**DESCRIPTION OF THE TASK**.
No images are to be carried over; print all other material exactly as it stands.

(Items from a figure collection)
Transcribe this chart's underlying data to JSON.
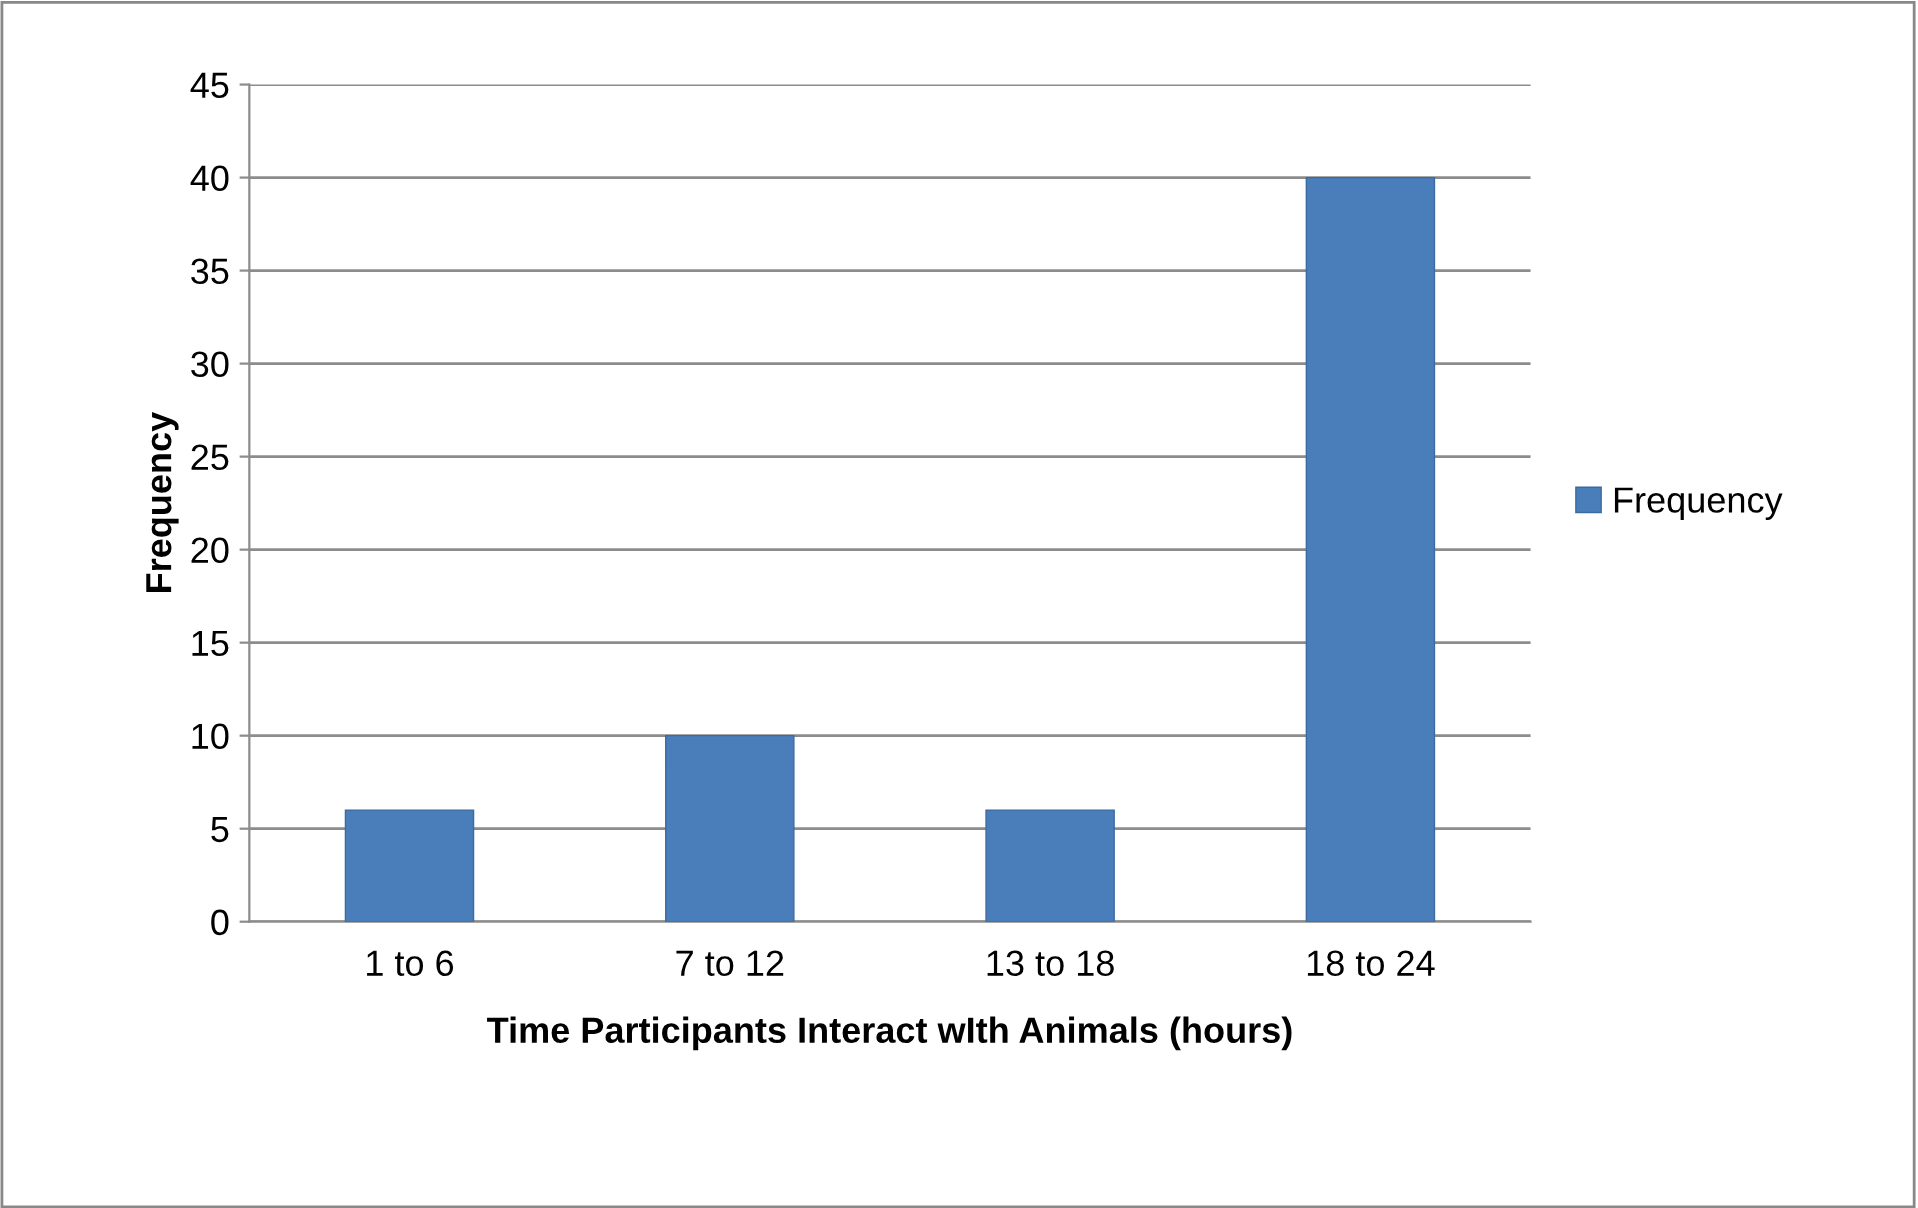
{
  "chart_data": {
    "type": "bar",
    "xlabel": "Time Participants Interact wIth Animals (hours)",
    "ylabel": "Frequency",
    "categories": [
      "1 to 6",
      "7 to 12",
      "13 to 18",
      "18 to 24"
    ],
    "series": [
      {
        "name": "Frequency",
        "color": "#4a7ebb",
        "values": [
          6,
          10,
          6,
          40
        ]
      }
    ],
    "ylim": [
      0,
      45
    ],
    "yticks": [
      0,
      5,
      10,
      15,
      20,
      25,
      30,
      35,
      40,
      45
    ],
    "grid": "y",
    "legend": "right"
  }
}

**TASK ANSWER**.
Transcribe this chart's underlying data to JSON.
{
  "chart_data": {
    "type": "bar",
    "xlabel": "Time Participants Interact wIth Animals (hours)",
    "ylabel": "Frequency",
    "categories": [
      "1 to 6",
      "7 to 12",
      "13 to 18",
      "18 to 24"
    ],
    "series": [
      {
        "name": "Frequency",
        "color": "#4a7ebb",
        "values": [
          6,
          10,
          6,
          40
        ]
      }
    ],
    "ylim": [
      0,
      45
    ],
    "yticks": [
      0,
      5,
      10,
      15,
      20,
      25,
      30,
      35,
      40,
      45
    ],
    "grid": "y",
    "legend": "right"
  }
}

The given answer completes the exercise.